Pull out each line of the records holding the string "Calculate".

-- start of Dataset rows --

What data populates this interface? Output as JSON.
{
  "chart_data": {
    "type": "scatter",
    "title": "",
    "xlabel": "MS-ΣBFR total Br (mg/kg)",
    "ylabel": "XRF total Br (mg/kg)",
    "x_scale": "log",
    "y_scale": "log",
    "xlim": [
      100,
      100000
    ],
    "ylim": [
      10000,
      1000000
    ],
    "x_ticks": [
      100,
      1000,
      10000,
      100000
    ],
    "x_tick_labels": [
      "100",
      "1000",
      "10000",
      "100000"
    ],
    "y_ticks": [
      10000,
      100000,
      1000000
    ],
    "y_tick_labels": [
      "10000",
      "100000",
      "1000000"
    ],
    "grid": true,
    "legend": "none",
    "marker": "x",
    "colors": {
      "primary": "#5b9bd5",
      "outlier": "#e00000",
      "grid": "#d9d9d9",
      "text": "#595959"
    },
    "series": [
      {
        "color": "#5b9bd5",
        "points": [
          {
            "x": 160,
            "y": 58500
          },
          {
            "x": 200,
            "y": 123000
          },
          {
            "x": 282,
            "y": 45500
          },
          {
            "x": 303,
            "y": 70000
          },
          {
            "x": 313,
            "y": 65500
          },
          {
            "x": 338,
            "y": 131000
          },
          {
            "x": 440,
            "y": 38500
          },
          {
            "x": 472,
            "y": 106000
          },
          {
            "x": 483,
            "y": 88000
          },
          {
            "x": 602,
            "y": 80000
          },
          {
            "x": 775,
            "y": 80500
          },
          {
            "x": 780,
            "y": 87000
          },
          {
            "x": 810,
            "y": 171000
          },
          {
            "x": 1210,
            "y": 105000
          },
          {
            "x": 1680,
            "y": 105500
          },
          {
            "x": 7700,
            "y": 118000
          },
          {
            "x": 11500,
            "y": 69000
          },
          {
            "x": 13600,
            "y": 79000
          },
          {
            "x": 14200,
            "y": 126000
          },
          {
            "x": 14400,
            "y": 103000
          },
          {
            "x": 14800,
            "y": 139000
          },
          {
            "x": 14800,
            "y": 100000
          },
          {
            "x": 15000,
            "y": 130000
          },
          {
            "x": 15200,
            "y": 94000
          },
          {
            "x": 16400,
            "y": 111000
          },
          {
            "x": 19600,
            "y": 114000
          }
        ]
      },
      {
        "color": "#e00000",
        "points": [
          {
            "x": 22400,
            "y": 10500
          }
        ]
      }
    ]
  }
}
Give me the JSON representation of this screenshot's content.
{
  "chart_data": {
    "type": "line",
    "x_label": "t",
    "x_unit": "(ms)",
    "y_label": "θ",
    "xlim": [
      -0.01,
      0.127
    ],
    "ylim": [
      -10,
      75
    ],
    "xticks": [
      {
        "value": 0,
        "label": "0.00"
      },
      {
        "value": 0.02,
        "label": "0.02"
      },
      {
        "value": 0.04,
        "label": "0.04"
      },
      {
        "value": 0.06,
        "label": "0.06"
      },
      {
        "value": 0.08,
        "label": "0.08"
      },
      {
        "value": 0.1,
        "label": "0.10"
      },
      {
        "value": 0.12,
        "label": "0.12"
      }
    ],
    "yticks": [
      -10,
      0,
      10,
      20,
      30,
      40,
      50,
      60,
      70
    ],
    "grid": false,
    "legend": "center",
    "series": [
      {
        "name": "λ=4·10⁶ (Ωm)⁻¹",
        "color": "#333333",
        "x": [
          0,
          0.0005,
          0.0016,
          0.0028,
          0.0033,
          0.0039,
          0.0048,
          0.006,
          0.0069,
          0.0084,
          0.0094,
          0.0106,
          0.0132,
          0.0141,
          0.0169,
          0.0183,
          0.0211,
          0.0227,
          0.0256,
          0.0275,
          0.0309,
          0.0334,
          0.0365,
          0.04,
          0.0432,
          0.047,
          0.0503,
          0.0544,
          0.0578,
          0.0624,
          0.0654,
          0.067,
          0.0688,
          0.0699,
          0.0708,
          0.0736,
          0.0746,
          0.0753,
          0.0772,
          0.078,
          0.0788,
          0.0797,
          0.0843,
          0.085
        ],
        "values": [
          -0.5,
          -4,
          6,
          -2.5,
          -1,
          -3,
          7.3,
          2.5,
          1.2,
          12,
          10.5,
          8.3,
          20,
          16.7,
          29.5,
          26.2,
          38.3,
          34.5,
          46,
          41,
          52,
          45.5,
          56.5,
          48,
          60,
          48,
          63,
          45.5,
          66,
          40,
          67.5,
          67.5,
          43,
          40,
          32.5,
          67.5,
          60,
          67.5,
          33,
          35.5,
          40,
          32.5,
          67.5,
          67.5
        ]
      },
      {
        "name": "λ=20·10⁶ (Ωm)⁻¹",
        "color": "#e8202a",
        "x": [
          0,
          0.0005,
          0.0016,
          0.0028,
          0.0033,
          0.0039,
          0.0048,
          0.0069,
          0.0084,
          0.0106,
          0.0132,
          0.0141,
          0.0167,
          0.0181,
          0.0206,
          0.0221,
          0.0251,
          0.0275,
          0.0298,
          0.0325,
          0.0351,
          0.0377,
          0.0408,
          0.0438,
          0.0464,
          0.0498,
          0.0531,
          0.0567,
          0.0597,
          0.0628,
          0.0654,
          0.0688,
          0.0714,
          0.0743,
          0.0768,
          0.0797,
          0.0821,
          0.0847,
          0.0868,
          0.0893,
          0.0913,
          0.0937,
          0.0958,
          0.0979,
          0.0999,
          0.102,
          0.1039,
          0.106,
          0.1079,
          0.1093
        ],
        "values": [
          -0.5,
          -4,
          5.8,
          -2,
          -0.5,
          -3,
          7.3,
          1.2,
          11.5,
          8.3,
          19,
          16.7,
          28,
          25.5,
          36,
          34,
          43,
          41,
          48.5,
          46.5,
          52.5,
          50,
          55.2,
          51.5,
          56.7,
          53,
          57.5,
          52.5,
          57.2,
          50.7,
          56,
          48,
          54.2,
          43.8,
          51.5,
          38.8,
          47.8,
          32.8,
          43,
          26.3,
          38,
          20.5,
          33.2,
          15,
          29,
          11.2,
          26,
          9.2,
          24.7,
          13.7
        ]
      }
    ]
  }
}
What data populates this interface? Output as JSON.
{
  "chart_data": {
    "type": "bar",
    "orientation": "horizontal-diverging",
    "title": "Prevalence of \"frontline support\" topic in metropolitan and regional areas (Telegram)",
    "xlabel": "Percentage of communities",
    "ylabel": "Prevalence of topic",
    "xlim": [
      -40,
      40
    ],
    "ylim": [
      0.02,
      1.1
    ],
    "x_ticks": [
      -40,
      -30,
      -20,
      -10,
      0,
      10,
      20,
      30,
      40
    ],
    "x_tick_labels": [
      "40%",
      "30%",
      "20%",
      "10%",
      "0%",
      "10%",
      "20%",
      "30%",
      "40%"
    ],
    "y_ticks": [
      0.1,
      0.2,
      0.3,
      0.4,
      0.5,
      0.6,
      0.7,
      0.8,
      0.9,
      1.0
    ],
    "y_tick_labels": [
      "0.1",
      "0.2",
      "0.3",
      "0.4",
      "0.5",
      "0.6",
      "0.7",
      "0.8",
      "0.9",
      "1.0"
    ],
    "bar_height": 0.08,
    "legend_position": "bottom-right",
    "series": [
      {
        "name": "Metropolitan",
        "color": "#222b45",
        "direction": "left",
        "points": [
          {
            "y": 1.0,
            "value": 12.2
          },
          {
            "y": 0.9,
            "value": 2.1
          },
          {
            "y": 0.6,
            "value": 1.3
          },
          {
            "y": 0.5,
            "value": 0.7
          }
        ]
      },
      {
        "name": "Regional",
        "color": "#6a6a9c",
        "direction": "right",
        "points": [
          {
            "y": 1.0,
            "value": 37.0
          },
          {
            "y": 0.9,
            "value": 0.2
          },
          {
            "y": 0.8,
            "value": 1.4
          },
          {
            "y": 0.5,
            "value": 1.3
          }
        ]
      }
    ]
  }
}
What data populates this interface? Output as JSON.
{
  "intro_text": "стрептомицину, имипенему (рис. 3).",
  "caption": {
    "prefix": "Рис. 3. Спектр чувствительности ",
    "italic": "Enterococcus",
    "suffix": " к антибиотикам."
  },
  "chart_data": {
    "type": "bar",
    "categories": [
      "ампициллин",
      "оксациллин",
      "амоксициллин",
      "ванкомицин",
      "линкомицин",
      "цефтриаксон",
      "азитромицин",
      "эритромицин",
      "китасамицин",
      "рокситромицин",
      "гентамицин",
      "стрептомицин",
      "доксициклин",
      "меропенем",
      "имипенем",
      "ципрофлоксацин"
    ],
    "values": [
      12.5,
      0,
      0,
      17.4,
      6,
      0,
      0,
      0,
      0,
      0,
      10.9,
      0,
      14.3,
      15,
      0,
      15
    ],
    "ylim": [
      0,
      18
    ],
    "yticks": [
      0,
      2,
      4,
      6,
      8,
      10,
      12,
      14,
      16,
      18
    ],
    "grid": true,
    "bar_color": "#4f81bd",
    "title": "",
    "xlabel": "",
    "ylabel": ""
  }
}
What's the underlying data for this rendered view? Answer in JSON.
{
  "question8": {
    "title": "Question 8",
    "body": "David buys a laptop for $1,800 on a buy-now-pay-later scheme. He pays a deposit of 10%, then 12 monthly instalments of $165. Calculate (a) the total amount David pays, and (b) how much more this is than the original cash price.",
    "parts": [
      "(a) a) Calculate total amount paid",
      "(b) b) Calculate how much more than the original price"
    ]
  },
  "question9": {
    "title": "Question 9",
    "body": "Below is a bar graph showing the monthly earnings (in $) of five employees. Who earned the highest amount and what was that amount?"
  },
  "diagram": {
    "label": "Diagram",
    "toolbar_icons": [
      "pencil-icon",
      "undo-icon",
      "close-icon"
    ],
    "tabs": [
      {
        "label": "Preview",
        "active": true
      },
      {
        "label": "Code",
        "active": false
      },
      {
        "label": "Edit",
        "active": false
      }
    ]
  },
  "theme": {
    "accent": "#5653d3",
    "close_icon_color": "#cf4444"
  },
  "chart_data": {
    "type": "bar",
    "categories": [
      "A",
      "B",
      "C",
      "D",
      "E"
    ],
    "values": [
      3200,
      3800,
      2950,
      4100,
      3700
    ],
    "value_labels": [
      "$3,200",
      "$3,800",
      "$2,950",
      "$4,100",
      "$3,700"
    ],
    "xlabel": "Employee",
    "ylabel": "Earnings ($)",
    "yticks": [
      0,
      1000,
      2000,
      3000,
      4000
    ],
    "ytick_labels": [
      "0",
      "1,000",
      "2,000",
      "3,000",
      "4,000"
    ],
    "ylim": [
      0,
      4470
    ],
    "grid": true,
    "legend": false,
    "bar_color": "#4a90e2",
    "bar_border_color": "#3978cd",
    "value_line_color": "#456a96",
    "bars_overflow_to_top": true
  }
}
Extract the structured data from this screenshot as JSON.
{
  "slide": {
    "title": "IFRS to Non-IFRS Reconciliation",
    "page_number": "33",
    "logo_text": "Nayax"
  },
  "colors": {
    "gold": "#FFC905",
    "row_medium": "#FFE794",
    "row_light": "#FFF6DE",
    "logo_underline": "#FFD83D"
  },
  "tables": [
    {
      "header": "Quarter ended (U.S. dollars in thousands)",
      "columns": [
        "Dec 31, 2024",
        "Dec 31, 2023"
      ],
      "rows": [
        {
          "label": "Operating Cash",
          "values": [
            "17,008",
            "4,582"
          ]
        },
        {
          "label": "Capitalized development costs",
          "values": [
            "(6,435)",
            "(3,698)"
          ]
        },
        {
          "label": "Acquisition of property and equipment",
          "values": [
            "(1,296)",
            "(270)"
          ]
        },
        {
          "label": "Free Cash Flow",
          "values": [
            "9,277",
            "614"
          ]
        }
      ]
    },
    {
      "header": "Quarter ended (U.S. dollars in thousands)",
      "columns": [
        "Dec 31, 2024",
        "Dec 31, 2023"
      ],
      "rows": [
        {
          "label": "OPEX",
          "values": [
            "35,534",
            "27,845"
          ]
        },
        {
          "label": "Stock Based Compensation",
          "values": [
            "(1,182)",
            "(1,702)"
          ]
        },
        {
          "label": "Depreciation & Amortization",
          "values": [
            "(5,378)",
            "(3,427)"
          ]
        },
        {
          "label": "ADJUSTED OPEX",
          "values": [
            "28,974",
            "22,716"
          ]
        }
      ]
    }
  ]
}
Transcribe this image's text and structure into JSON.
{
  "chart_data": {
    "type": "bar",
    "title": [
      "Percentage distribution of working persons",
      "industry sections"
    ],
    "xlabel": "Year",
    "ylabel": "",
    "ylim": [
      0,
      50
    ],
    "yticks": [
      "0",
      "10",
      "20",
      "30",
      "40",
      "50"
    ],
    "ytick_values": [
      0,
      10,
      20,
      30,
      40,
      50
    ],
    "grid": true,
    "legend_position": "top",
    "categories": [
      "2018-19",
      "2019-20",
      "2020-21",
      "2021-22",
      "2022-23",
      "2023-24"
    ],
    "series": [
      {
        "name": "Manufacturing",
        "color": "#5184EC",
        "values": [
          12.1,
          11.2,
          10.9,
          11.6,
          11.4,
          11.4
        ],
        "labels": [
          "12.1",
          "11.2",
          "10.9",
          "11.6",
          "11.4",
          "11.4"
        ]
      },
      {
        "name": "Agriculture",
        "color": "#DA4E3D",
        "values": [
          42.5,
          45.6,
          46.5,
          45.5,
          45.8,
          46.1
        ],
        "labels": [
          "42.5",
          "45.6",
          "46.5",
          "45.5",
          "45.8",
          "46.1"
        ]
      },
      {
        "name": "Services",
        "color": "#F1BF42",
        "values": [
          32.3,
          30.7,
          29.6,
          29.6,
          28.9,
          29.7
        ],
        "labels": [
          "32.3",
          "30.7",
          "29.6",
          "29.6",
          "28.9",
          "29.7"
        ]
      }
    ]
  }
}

-- end of Dataset rows --

- Exercise solution -
    "body": "David buys a laptop for $1,800 on a buy-now-pay-later scheme. He pays a deposit of 10%, then 12 monthly instalments of $165. Calculate (a) the total amount David pays, and (b) how much more this is than the original cash price.",
      "(a) a) Calculate total amount paid",
      "(b) b) Calculate how much more than the original price"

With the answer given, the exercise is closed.